What is needed:
Return the count of lines that hold the string "pattern", with no other words.

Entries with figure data
** START **

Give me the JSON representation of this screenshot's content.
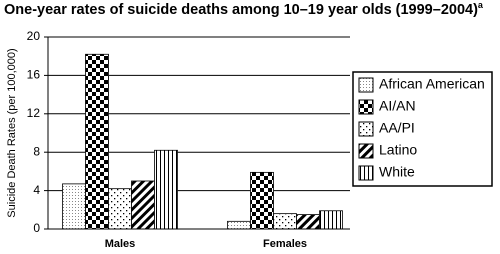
{
  "chart_data": {
    "type": "bar",
    "title": "One-year rates of suicide deaths among 10–19 year olds (1999–2004)",
    "title_note": "a",
    "y_label": "Suicide Death Rates (per 100,000)",
    "categories": [
      "Males",
      "Females"
    ],
    "series": [
      {
        "name": "African American",
        "pattern": "fine-dots",
        "values": [
          4.7,
          0.8
        ]
      },
      {
        "name": "AI/AN",
        "pattern": "checker",
        "values": [
          18.2,
          5.9
        ]
      },
      {
        "name": "AA/PI",
        "pattern": "sparse-dots",
        "values": [
          4.2,
          1.6
        ]
      },
      {
        "name": "Latino",
        "pattern": "diagonal",
        "values": [
          5.0,
          1.5
        ]
      },
      {
        "name": "White",
        "pattern": "vertical",
        "values": [
          8.2,
          1.9
        ]
      }
    ],
    "ylim": [
      0,
      20
    ],
    "yticks": [
      0,
      4,
      8,
      12,
      16,
      20
    ],
    "grid": true,
    "legend": "right"
  }
}
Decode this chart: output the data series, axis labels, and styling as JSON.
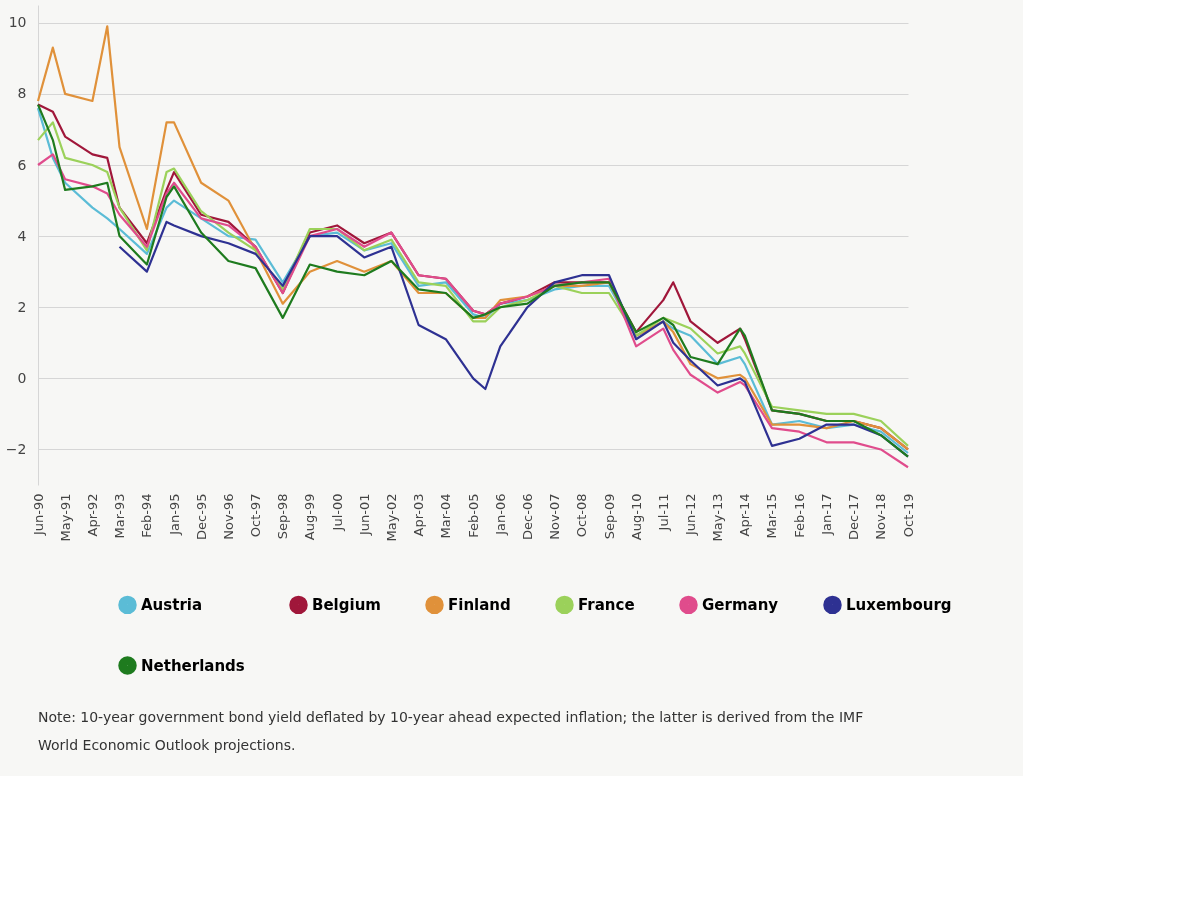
{
  "chart_data": {
    "type": "line",
    "x": [
      "1990-06",
      "1990-12",
      "1991-05",
      "1992-04",
      "1992-10",
      "1993-03",
      "1994-02",
      "1994-10",
      "1995-01",
      "1995-12",
      "1996-11",
      "1997-10",
      "1998-09",
      "1999-08",
      "2000-07",
      "2001-06",
      "2002-05",
      "2003-04",
      "2004-03",
      "2005-02",
      "2005-07",
      "2006-01",
      "2006-12",
      "2007-11",
      "2008-10",
      "2009-09",
      "2010-08",
      "2011-07",
      "2011-11",
      "2012-06",
      "2013-05",
      "2014-02",
      "2014-04",
      "2015-03",
      "2016-02",
      "2017-01",
      "2017-12",
      "2018-11",
      "2019-10"
    ],
    "series": [
      {
        "name": "Austria",
        "color": "#5bbcd6",
        "values": [
          7.6,
          6.2,
          5.5,
          4.8,
          4.5,
          4.2,
          3.5,
          4.8,
          5.0,
          4.5,
          4.0,
          3.9,
          2.7,
          4.0,
          4.1,
          3.6,
          3.8,
          2.6,
          2.7,
          1.8,
          1.7,
          2.1,
          2.2,
          2.5,
          2.6,
          2.6,
          1.2,
          1.6,
          1.4,
          1.2,
          0.4,
          0.6,
          0.4,
          -1.3,
          -1.2,
          -1.4,
          -1.3,
          -1.5,
          -2.1
        ]
      },
      {
        "name": "Belgium",
        "color": "#a0173a",
        "values": [
          7.7,
          7.5,
          6.8,
          6.3,
          6.2,
          4.8,
          3.8,
          5.3,
          5.8,
          4.6,
          4.4,
          3.7,
          2.4,
          4.1,
          4.3,
          3.8,
          4.1,
          2.9,
          2.8,
          1.9,
          1.8,
          2.1,
          2.3,
          2.7,
          2.7,
          2.7,
          1.3,
          2.2,
          2.7,
          1.6,
          1.0,
          1.4,
          1.1,
          -0.9,
          -1.0,
          -1.2,
          -1.2,
          -1.4,
          -2.0
        ]
      },
      {
        "name": "Finland",
        "color": "#e0913a",
        "values": [
          7.8,
          9.3,
          8.0,
          7.8,
          9.9,
          6.5,
          4.2,
          7.2,
          7.2,
          5.5,
          5.0,
          3.6,
          2.1,
          3.0,
          3.3,
          3.0,
          3.3,
          2.4,
          2.4,
          1.7,
          1.7,
          2.2,
          2.3,
          2.6,
          2.6,
          2.7,
          1.2,
          1.6,
          1.3,
          0.4,
          0.0,
          0.1,
          0.0,
          -1.3,
          -1.3,
          -1.4,
          -1.2,
          -1.4,
          -2.0
        ]
      },
      {
        "name": "France",
        "color": "#9bd15a",
        "values": [
          6.7,
          7.2,
          6.2,
          6.0,
          5.8,
          4.8,
          3.6,
          5.8,
          5.9,
          4.7,
          4.1,
          3.6,
          2.5,
          4.2,
          4.2,
          3.6,
          3.9,
          2.7,
          2.6,
          1.6,
          1.6,
          2.0,
          2.2,
          2.6,
          2.4,
          2.4,
          1.2,
          1.7,
          1.6,
          1.4,
          0.7,
          0.9,
          0.7,
          -0.8,
          -0.9,
          -1.0,
          -1.0,
          -1.2,
          -1.9
        ]
      },
      {
        "name": "Germany",
        "color": "#e04c8c",
        "values": [
          6.0,
          6.3,
          5.6,
          5.4,
          5.2,
          4.6,
          3.7,
          5.2,
          5.5,
          4.5,
          4.3,
          3.7,
          2.4,
          4.0,
          4.2,
          3.7,
          4.1,
          2.9,
          2.8,
          1.9,
          1.8,
          2.1,
          2.3,
          2.6,
          2.7,
          2.8,
          0.9,
          1.4,
          0.8,
          0.1,
          -0.4,
          -0.1,
          -0.2,
          -1.4,
          -1.5,
          -1.8,
          -1.8,
          -2.0,
          -2.5
        ]
      },
      {
        "name": "Luxembourg",
        "color": "#2e3192",
        "values": [
          null,
          null,
          null,
          null,
          null,
          3.7,
          3.0,
          4.4,
          4.3,
          4.0,
          3.8,
          3.5,
          2.6,
          4.0,
          4.0,
          3.4,
          3.7,
          1.5,
          1.1,
          0.0,
          -0.3,
          0.9,
          2.0,
          2.7,
          2.9,
          2.9,
          1.1,
          1.6,
          1.0,
          0.5,
          -0.2,
          0.0,
          -0.1,
          -1.9,
          -1.7,
          -1.3,
          -1.3,
          -1.6,
          -2.2
        ]
      },
      {
        "name": "Netherlands",
        "color": "#1e7b1e",
        "values": [
          7.7,
          6.7,
          5.3,
          5.4,
          5.5,
          4.0,
          3.2,
          5.1,
          5.4,
          4.1,
          3.3,
          3.1,
          1.7,
          3.2,
          3.0,
          2.9,
          3.3,
          2.5,
          2.4,
          1.7,
          1.8,
          2.0,
          2.1,
          2.6,
          2.7,
          2.7,
          1.3,
          1.7,
          1.5,
          0.6,
          0.4,
          1.4,
          1.2,
          -0.9,
          -1.0,
          -1.2,
          -1.2,
          -1.6,
          -2.2
        ]
      }
    ],
    "xlim": [
      "1990-06",
      "2019-10"
    ],
    "xticks": [
      {
        "value": "1990-06",
        "label": "Jun-90"
      },
      {
        "value": "1991-05",
        "label": "May-91"
      },
      {
        "value": "1992-04",
        "label": "Apr-92"
      },
      {
        "value": "1993-03",
        "label": "Mar-93"
      },
      {
        "value": "1994-02",
        "label": "Feb-94"
      },
      {
        "value": "1995-01",
        "label": "Jan-95"
      },
      {
        "value": "1995-12",
        "label": "Dec-95"
      },
      {
        "value": "1996-11",
        "label": "Nov-96"
      },
      {
        "value": "1997-10",
        "label": "Oct-97"
      },
      {
        "value": "1998-09",
        "label": "Sep-98"
      },
      {
        "value": "1999-08",
        "label": "Aug-99"
      },
      {
        "value": "2000-07",
        "label": "Jul-00"
      },
      {
        "value": "2001-06",
        "label": "Jun-01"
      },
      {
        "value": "2002-05",
        "label": "May-02"
      },
      {
        "value": "2003-04",
        "label": "Apr-03"
      },
      {
        "value": "2004-03",
        "label": "Mar-04"
      },
      {
        "value": "2005-02",
        "label": "Feb-05"
      },
      {
        "value": "2006-01",
        "label": "Jan-06"
      },
      {
        "value": "2006-12",
        "label": "Dec-06"
      },
      {
        "value": "2007-11",
        "label": "Nov-07"
      },
      {
        "value": "2008-10",
        "label": "Oct-08"
      },
      {
        "value": "2009-09",
        "label": "Sep-09"
      },
      {
        "value": "2010-08",
        "label": "Aug-10"
      },
      {
        "value": "2011-07",
        "label": "Jul-11"
      },
      {
        "value": "2012-06",
        "label": "Jun-12"
      },
      {
        "value": "2013-05",
        "label": "May-13"
      },
      {
        "value": "2014-04",
        "label": "Apr-14"
      },
      {
        "value": "2015-03",
        "label": "Mar-15"
      },
      {
        "value": "2016-02",
        "label": "Feb-16"
      },
      {
        "value": "2017-01",
        "label": "Jan-17"
      },
      {
        "value": "2017-12",
        "label": "Dec-17"
      },
      {
        "value": "2018-11",
        "label": "Nov-18"
      },
      {
        "value": "2019-10",
        "label": "Oct-19"
      }
    ],
    "ylim": [
      -3,
      10.5
    ],
    "yticks": [
      -2,
      0,
      2,
      4,
      6,
      8,
      10
    ],
    "grid": "y",
    "legend": "bottom",
    "marker": "none",
    "line_style": "solid",
    "annotations": [
      "Note: 10-year government bond yield deflated by 10-year ahead expected inflation; the latter is derived from the IMF World Economic Outlook projections."
    ]
  }
}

** END **

Exercise output:
5